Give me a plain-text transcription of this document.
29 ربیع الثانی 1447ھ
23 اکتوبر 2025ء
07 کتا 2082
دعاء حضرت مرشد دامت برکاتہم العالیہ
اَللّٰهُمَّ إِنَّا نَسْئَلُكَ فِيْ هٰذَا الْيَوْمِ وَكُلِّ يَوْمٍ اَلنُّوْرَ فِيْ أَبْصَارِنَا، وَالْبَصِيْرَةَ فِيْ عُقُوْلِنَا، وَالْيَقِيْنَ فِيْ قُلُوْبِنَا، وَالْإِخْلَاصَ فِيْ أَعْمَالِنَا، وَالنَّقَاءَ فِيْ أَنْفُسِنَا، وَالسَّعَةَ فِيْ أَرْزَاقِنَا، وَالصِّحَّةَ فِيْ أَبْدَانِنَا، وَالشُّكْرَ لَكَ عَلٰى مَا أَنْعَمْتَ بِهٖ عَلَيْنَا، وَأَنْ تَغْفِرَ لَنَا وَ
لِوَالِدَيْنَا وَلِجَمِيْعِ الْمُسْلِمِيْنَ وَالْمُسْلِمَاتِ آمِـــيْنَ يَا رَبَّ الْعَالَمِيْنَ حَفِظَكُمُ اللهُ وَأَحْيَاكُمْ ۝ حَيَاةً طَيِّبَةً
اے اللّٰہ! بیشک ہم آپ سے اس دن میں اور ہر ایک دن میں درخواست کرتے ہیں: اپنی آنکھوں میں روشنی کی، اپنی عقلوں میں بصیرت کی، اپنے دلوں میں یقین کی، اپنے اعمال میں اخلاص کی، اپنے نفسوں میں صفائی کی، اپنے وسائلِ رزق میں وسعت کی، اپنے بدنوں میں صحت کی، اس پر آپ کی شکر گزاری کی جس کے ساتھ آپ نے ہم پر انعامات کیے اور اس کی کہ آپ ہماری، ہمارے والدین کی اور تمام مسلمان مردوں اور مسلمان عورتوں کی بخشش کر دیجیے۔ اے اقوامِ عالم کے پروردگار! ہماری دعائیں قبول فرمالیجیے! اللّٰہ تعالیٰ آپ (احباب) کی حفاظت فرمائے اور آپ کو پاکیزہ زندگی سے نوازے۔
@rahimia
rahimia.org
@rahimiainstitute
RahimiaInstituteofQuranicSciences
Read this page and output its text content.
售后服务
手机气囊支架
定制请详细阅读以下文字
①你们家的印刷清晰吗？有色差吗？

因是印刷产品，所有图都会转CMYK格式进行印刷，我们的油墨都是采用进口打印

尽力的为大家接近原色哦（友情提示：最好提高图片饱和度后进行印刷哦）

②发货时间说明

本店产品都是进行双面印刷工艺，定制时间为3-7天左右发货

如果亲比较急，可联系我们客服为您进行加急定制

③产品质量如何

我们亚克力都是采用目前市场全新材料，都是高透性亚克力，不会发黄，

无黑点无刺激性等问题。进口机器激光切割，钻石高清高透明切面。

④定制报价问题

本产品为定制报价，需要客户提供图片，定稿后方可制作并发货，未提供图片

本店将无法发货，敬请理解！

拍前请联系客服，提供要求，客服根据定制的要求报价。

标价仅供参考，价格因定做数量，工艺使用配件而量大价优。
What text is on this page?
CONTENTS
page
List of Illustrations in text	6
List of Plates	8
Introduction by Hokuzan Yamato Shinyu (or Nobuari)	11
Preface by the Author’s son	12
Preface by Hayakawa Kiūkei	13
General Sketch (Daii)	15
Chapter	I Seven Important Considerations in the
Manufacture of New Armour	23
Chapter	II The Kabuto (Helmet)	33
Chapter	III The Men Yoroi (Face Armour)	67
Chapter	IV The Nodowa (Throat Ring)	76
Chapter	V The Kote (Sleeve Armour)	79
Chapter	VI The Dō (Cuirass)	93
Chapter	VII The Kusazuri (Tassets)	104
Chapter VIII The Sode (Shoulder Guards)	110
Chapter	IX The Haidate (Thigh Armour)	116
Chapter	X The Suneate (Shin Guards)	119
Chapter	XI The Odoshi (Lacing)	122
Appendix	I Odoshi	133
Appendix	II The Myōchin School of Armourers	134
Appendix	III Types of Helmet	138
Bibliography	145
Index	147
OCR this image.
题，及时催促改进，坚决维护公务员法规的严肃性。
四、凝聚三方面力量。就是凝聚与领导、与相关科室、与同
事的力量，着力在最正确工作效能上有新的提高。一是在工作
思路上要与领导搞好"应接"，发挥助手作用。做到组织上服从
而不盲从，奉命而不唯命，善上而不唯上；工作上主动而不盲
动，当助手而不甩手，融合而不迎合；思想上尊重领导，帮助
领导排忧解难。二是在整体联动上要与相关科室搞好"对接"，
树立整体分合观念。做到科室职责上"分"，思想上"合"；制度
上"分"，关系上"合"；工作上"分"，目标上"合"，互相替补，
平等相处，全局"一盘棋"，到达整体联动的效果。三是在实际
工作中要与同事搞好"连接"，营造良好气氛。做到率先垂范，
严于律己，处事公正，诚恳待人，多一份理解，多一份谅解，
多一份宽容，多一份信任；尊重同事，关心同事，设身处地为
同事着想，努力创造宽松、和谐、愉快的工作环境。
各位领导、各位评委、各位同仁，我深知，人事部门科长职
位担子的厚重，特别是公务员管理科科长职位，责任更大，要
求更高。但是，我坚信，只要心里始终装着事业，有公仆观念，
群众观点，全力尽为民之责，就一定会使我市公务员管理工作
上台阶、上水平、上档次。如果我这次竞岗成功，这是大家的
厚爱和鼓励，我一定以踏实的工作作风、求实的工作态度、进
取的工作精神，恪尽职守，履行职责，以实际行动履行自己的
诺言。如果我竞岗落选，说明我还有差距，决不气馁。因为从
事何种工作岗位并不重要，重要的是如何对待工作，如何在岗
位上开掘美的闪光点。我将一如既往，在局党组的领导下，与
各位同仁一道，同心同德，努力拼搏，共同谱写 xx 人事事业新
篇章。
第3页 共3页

───

SET PROBLEM: Count the lines that hold the string "Preface" and state that number alone.

EXPECTED ANSWER: 2